START Rows

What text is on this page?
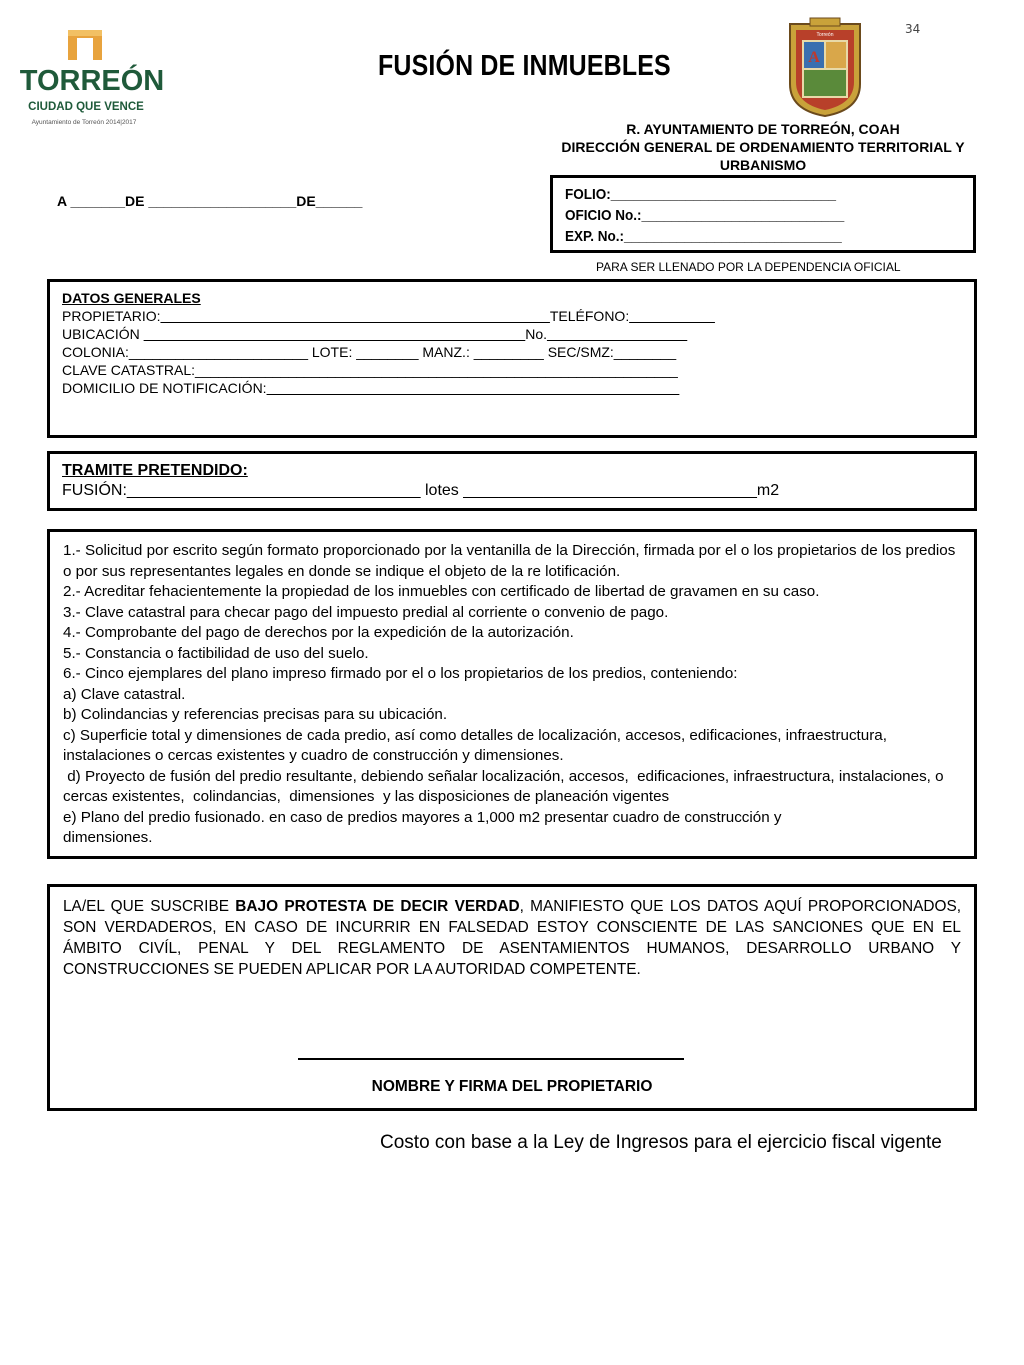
TORREÓN
CIUDAD QUE VENCE
Ayuntamiento de Torreón 2014|2017
34
FUSIÓN DE INMUEBLES	A
Torreón
R. AYUNTAMIENTO DE TORREÓN, COAH
DIRECCIÓN GENERAL DE ORDENAMIENTO TERRITORIAL Y URBANISMO
A _______DE ___________________DE______	FOLIO:______________________________
OFICIO No.:___________________________
EXP. No.:_____________________________
PARA SER LLENADO POR LA DEPENDENCIA OFICIAL
DATOS GENERALES
PROPIETARIO:__________________________________________________TELÉFONO:___________
UBICACIÓN _________________________________________________No.__________________
COLONIA:_______________________ LOTE: ________ MANZ.: _________ SEC/SMZ:________
CLAVE CATASTRAL:______________________________________________________________
DOMICILIO DE NOTIFICACIÓN:_____________________________________________________
TRAMITE PRETENDIDO:
FUSIÓN:_________________________________ lotes _________________________________m2

1.- Solicitud por escrito según formato proporcionado por la ventanilla de la Dirección, firmada por el o los propietarios de los predios o por sus representantes legales en donde se indique el objeto de la re lotificación.

2.- Acreditar fehacientemente la propiedad de los inmuebles con certificado de libertad de gravamen en su caso.

3.- Clave catastral para checar pago del impuesto predial al corriente o convenio de pago.

4.- Comprobante del pago de derechos por la expedición de la autorización.

5.- Constancia o factibilidad de uso del suelo.

6.- Cinco ejemplares del plano impreso firmado por el o los propietarios de los predios, conteniendo:

a) Clave catastral.

b) Colindancias y referencias precisas para su ubicación.

c) Superficie total y dimensiones de cada predio, así como detalles de localización, accesos, edificaciones, infraestructura, instalaciones o cercas existentes y cuadro de construcción y dimensiones.

d) Proyecto de fusión del predio resultante, debiendo señalar localización, accesos,  edificaciones, infraestructura, instalaciones, o cercas existentes,  colindancias,  dimensiones  y las disposiciones de planeación vigentes

e) Plano del predio fusionado. en caso de predios mayores a 1,000 m2 presentar cuadro de construcción y dimensiones.

LA/EL QUE SUSCRIBE BAJO PROTESTA DE DECIR VERDAD, MANIFIESTO QUE LOS DATOS AQUÍ PROPORCIONADOS, SON VERDADEROS, EN CASO DE INCURRIR EN FALSEDAD ESTOY CONSCIENTE DE LAS SANCIONES QUE EN EL ÁMBITO CIVÍL, PENAL Y DEL REGLAMENTO DE ASENTAMIENTOS HUMANOS, DESARROLLO URBANO Y CONSTRUCCIONES SE PUEDEN APLICAR POR LA AUTORIDAD COMPETENTE.
NOMBRE Y FIRMA DEL PROPIETARIO
Costo con base a la Ley de Ingresos para el ejercicio fiscal vigente
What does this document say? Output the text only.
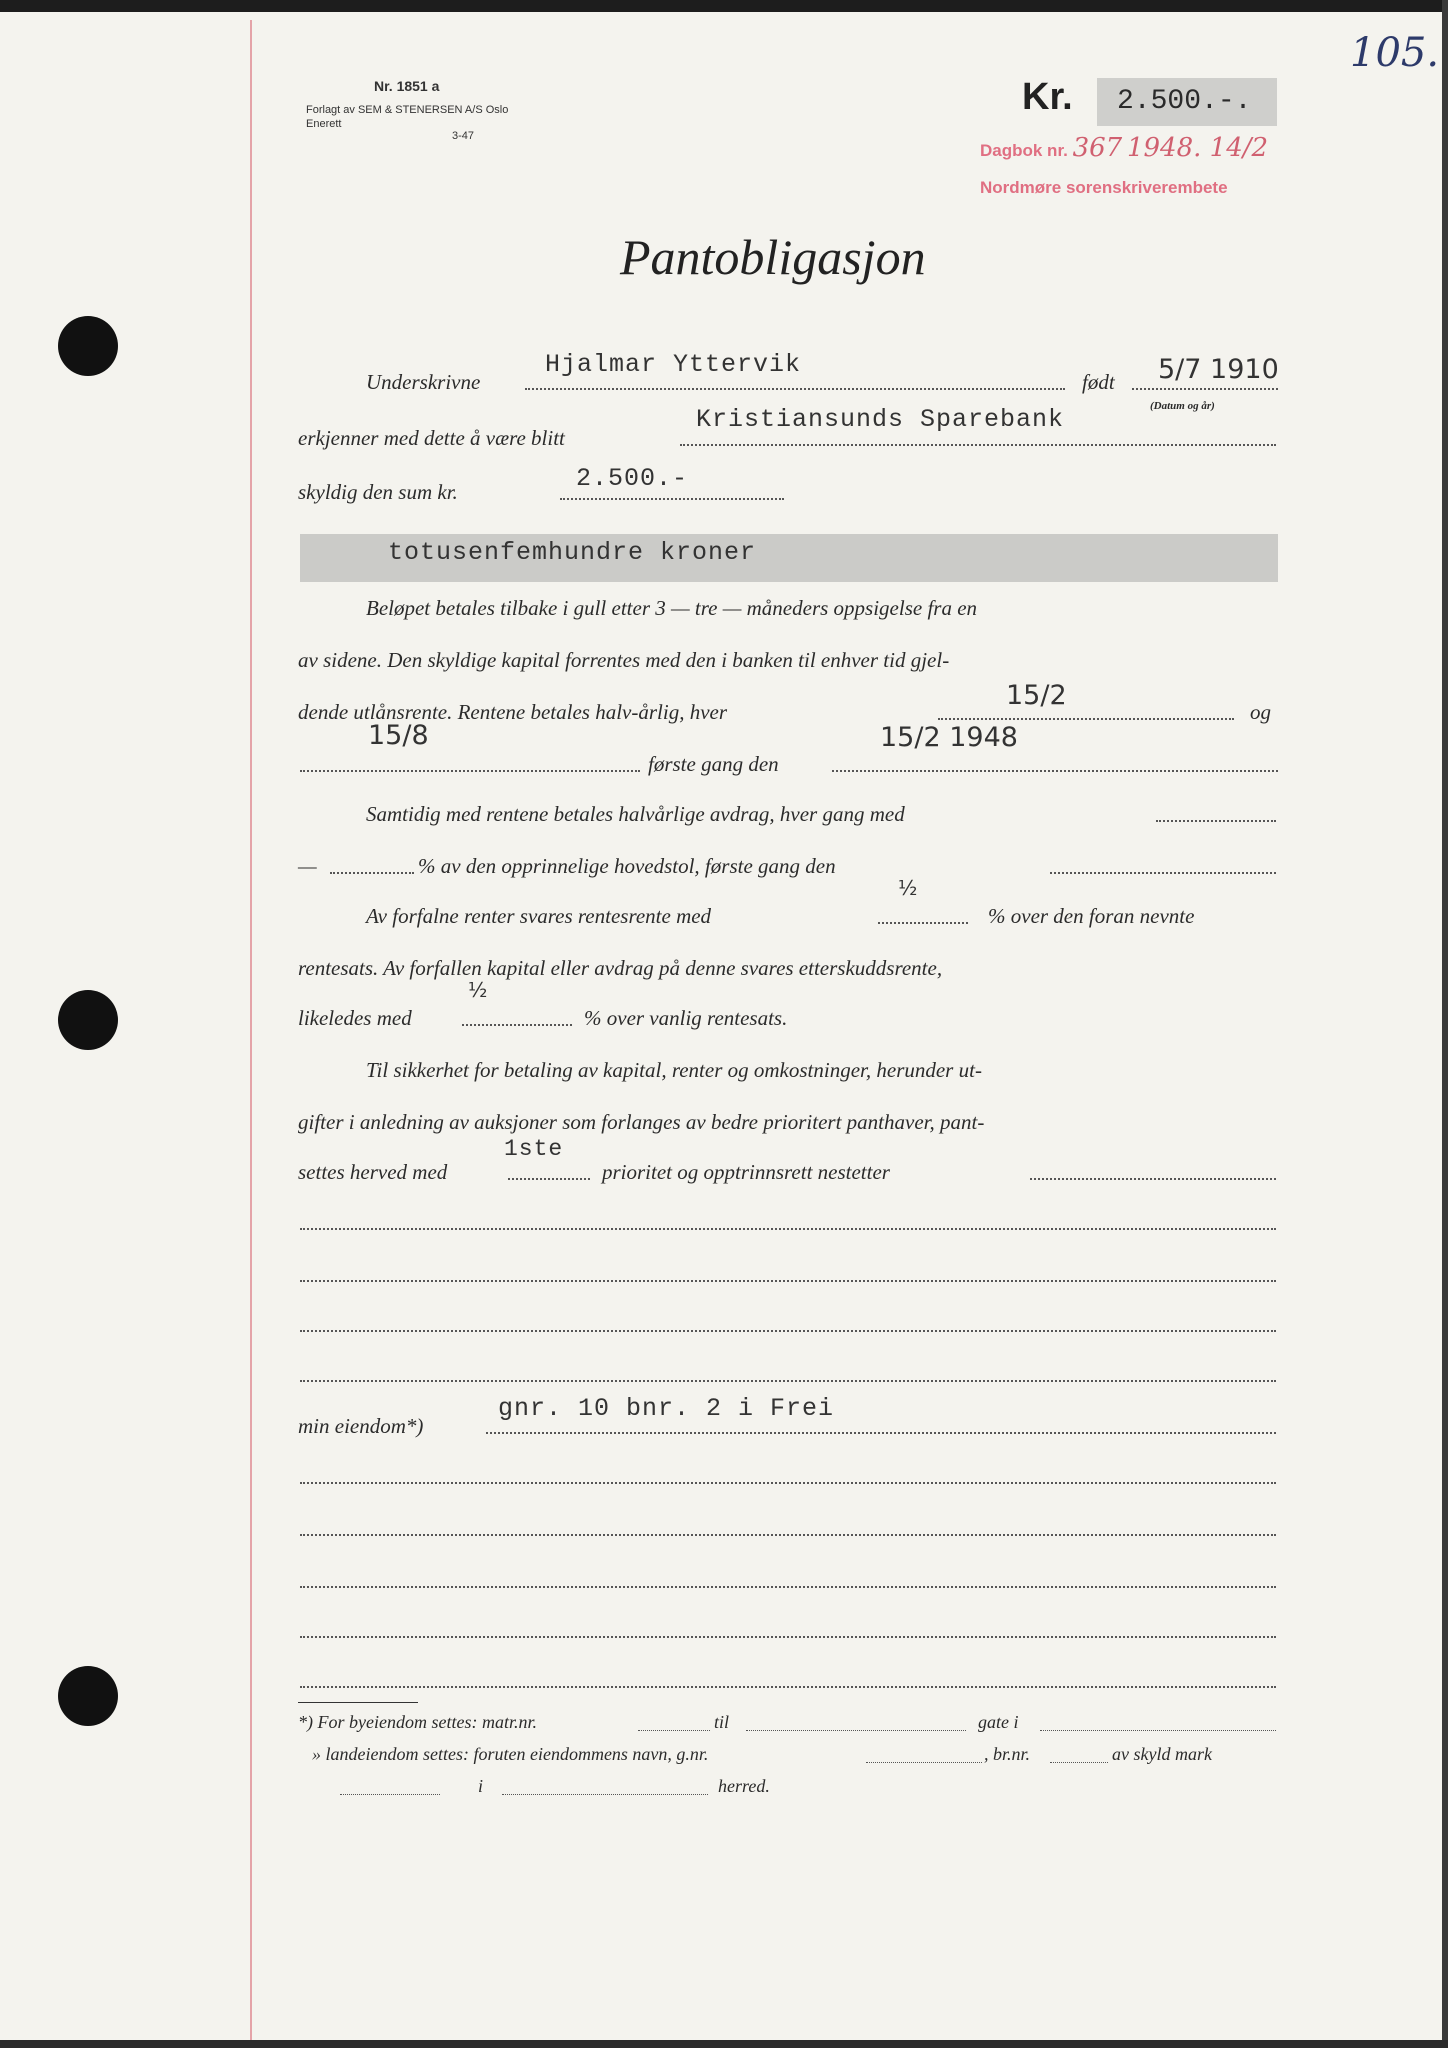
Nr. 1851 a
Forlagt av SEM & STENERSEN A/S Oslo
Enerett
3-47
Kr.	2.500.-.
105.
Dagbok nr. 367 1948. 14/2
Nordmøre sorenskriverembete
Pantobligasjon
Underskrivne
Hjalmar Yttervik
født 5/7 1910
(Datum og år)
erkjenner med dette å være blitt
Kristiansunds Sparebank
skyldig den sum kr.	2.500.-
totusenfemhundre kroner
Beløpet betales tilbake i gull etter 3 — tre — måneders oppsigelse fra en
av sidene. Den skyldige kapital forrentes med den i banken til enhver tid gjel-
dende utlånsrente. Rentene betales halv-årlig, hver
15/2
og
15/8
første gang den
15/2 1948
Samtidig med rentene betales halvårlige avdrag, hver gang med
—	% av den opprinnelige hovedstol, første gang den
Av forfalne renter svares rentesrente med
½
% over den foran nevnte
rentesats. Av forfallen kapital eller avdrag på denne svares etterskuddsrente,
likeledes med
½
% over vanlig rentesats.
Til sikkerhet for betaling av kapital, renter og omkostninger, herunder ut-
gifter i anledning av auksjoner som forlanges av bedre prioritert panthaver, pant-
settes herved med
1ste
prioritet og opptrinnsrett nestetter
min eiendom*)
gnr. 10 bnr. 2 i Frei
*) For byeiendom settes: matr.nr.	til	gate i
» landeiendom settes: foruten eiendommens navn, g.nr.	, br.nr.	av skyld mark
i	herred.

END Rows

Report only a number: how many lines in the material above contain the string "rentesats".

* [Solution to the exercise]:
2